▸ **What to work on**: Among the entries below, find the lines with "señalada" and copy them.
===============
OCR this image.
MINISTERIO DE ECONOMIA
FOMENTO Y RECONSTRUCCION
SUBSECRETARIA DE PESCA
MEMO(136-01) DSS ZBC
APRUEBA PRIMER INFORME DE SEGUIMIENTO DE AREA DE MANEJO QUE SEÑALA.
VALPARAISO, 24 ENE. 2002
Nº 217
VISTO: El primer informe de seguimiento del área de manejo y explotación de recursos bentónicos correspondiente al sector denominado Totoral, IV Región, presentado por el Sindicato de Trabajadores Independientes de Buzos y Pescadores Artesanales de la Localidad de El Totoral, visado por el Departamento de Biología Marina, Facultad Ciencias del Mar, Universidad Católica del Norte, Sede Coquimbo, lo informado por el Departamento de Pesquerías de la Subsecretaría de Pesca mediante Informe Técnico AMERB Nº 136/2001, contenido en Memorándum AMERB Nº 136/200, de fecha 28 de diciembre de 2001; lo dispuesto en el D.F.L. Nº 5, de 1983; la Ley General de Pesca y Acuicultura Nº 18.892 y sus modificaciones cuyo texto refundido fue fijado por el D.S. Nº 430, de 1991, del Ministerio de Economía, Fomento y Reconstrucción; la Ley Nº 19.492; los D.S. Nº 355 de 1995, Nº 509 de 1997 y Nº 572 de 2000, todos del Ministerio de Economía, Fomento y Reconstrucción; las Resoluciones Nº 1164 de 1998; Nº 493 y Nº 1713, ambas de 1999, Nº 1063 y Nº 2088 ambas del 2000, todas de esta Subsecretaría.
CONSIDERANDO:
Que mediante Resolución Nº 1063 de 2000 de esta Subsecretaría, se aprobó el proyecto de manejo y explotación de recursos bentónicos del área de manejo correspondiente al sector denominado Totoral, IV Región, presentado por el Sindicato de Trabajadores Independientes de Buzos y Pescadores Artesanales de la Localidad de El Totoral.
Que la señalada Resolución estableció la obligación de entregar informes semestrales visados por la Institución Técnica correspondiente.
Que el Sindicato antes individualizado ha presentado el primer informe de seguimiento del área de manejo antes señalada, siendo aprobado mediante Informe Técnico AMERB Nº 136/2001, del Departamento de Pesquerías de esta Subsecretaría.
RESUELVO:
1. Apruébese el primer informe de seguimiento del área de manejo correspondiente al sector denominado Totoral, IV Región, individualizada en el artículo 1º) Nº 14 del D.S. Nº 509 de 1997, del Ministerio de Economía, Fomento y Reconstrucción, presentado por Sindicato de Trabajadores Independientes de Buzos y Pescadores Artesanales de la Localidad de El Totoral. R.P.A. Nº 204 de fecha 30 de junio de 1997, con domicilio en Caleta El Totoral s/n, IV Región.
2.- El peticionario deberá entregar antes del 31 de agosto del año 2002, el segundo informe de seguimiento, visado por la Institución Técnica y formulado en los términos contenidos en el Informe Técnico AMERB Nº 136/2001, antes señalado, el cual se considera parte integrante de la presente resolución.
===============
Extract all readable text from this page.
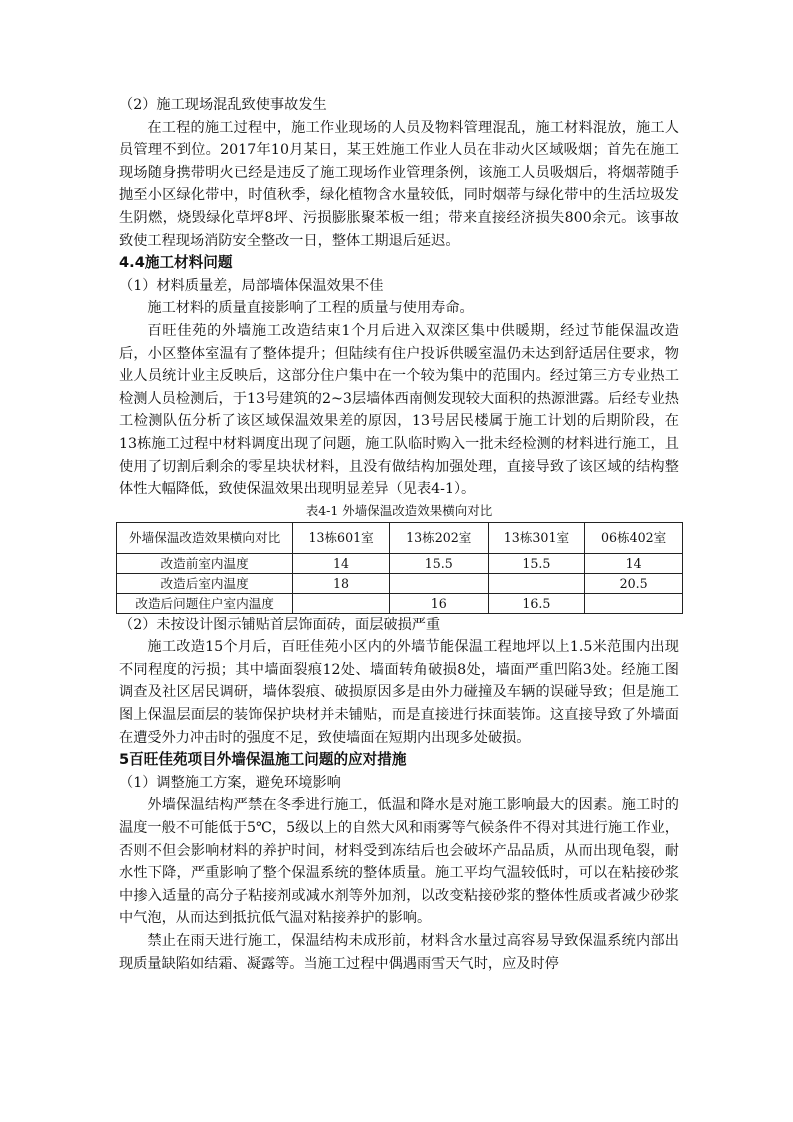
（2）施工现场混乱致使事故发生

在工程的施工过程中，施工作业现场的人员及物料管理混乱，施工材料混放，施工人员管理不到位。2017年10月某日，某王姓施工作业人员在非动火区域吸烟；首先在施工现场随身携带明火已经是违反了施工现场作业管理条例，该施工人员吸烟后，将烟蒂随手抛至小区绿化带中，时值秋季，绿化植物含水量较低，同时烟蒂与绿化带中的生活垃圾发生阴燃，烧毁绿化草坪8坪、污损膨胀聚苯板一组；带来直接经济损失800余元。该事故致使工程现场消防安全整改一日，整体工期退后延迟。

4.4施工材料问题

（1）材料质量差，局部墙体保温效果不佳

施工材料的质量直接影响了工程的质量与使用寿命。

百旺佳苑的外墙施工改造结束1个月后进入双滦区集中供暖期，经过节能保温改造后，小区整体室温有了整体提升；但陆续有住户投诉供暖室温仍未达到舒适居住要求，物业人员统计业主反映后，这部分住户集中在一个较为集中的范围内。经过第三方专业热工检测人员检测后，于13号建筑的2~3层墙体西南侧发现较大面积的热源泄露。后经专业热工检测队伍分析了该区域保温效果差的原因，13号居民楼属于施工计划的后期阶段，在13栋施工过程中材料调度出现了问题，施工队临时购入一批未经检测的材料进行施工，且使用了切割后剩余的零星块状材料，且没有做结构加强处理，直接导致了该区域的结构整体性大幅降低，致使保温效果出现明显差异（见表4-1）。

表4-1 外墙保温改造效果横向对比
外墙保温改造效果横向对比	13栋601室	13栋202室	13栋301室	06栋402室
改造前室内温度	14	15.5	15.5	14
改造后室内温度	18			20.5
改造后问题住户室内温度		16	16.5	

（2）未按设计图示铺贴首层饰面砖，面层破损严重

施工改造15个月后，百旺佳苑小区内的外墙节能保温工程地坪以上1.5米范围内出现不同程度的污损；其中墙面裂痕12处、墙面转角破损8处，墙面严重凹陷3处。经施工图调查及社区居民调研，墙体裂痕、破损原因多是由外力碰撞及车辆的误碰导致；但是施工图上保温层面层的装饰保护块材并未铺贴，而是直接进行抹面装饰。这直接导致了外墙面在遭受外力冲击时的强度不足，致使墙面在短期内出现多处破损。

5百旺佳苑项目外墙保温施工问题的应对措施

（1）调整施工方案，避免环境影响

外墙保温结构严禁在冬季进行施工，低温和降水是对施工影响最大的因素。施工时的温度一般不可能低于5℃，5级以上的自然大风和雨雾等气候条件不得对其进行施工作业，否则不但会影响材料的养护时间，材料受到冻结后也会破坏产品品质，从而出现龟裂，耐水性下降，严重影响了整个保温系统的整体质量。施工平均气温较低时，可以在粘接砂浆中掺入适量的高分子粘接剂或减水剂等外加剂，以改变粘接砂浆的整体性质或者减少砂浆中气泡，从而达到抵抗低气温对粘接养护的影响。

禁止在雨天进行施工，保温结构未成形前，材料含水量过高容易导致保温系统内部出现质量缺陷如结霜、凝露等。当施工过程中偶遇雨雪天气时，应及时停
===============
▸ **Response**:
Que la señalada Resolución estableció la obligación de entregar informes semestrales visados por la Institución Técnica correspondiente.
Que el Sindicato antes individualizado ha presentado el primer informe de seguimiento del área de manejo antes señalada, siendo aprobado mediante Informe Técnico AMERB Nº 136/2001, del Departamento de Pesquerías de esta Subsecretaría.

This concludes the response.